***** DATA SHOWN *****

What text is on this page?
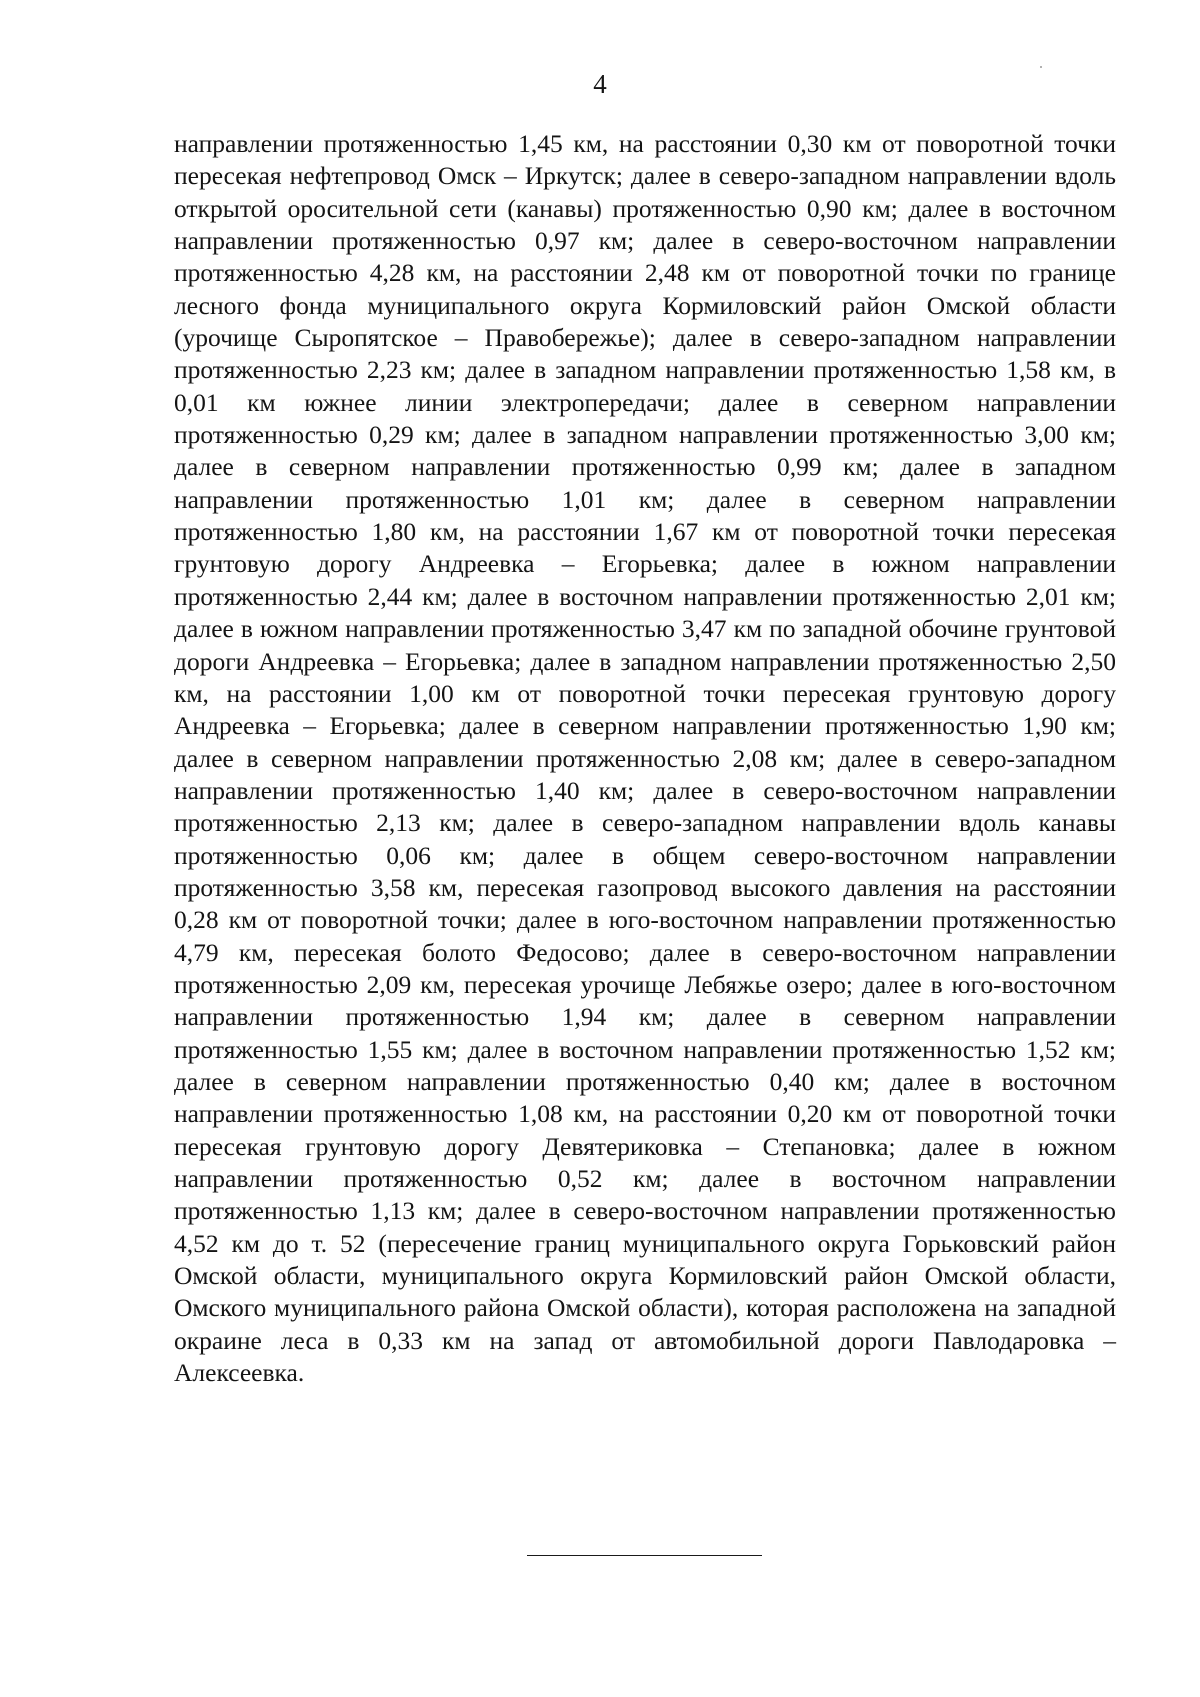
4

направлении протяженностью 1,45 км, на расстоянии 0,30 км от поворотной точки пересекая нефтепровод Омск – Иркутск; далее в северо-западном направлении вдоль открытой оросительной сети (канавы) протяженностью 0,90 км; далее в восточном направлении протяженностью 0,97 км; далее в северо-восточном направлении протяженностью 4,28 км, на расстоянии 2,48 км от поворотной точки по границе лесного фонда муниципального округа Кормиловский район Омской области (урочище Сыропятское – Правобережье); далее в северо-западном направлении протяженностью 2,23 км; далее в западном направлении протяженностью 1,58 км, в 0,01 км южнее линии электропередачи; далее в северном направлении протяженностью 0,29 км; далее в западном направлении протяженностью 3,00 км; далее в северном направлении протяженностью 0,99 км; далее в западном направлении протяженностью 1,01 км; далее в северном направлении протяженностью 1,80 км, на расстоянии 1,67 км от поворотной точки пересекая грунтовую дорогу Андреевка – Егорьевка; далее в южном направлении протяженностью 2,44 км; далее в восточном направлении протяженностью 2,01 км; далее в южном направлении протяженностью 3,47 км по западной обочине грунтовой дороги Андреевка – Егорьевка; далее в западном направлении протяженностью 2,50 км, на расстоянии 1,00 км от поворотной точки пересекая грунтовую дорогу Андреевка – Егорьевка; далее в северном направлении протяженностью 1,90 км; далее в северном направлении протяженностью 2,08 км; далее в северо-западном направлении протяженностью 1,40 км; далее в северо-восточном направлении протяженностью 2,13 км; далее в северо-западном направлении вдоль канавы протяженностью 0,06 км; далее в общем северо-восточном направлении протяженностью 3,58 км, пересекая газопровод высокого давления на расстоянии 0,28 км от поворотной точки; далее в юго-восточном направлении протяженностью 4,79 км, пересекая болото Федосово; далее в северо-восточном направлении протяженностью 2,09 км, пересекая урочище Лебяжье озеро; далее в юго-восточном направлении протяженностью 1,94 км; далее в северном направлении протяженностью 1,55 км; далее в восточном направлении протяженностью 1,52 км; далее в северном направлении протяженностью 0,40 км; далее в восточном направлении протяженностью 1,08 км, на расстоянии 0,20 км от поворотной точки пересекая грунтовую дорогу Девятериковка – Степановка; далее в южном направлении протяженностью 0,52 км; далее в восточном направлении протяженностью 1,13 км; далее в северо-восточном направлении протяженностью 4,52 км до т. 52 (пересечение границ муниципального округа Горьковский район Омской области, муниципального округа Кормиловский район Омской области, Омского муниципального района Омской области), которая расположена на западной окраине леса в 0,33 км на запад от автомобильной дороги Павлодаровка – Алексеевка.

*****
***** DATA SHOWN *****

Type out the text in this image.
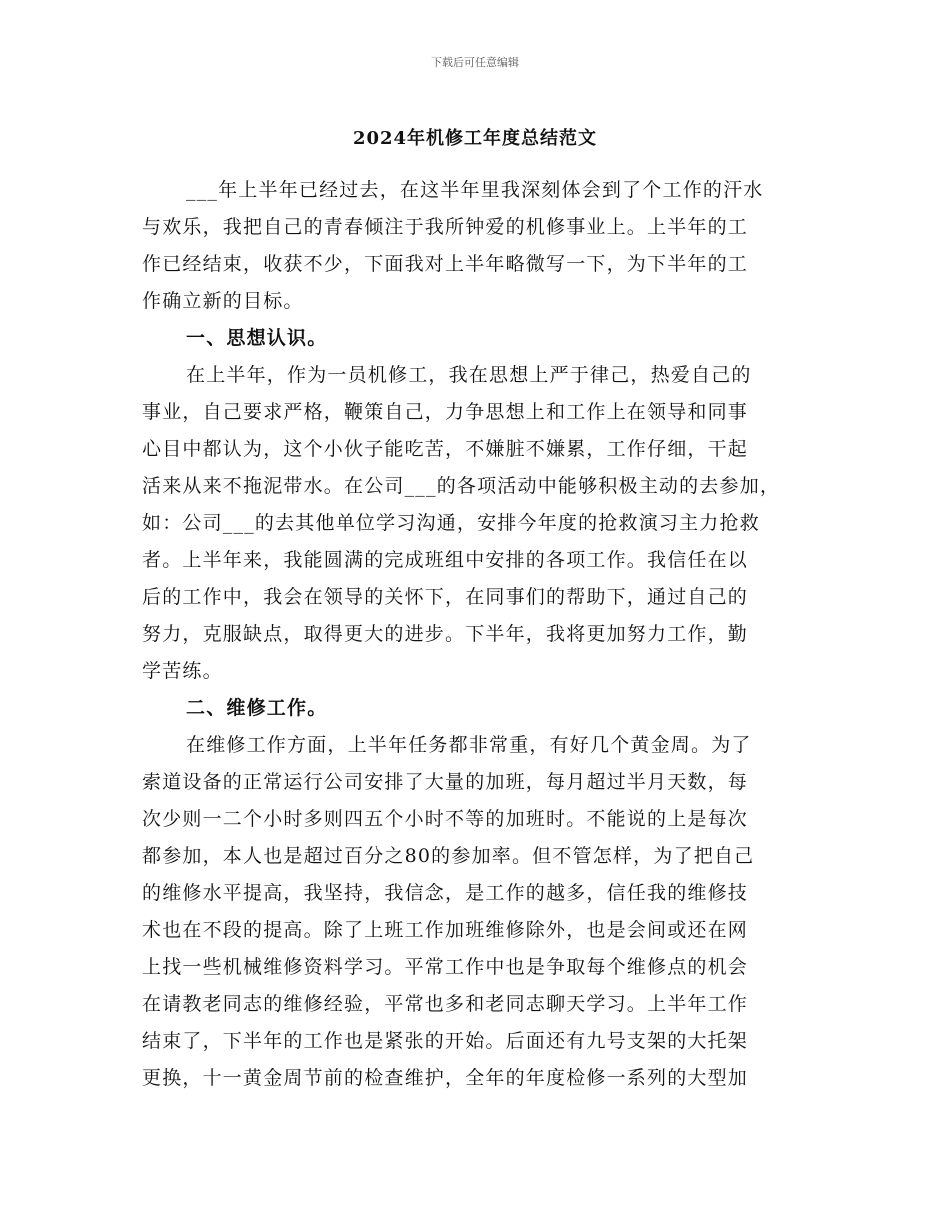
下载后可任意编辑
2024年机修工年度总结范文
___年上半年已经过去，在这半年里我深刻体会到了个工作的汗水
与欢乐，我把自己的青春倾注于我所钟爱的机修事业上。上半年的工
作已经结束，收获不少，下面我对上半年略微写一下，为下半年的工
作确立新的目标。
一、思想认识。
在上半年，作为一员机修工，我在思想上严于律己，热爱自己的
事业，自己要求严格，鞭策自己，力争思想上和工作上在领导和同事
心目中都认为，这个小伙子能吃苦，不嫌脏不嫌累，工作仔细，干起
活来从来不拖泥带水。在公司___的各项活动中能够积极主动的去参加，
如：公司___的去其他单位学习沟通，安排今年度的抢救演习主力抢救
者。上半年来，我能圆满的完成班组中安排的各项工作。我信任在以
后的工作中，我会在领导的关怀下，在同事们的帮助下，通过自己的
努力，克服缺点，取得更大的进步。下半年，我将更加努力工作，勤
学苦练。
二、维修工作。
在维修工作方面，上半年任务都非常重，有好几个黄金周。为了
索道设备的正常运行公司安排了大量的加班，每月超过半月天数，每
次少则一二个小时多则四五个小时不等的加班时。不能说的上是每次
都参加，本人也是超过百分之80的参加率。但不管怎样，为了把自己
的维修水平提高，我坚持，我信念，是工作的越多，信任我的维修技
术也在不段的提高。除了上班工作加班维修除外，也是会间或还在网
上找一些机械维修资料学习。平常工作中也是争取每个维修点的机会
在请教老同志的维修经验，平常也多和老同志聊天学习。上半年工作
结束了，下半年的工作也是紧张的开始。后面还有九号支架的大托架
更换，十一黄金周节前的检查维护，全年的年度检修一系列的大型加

*****

▸ **REQUIRED TASK**
Show every line in the entries where the string "this" occurs.

▸ **EXERCISE OUTPUT**
What text is on this page?
Type out the text in this image.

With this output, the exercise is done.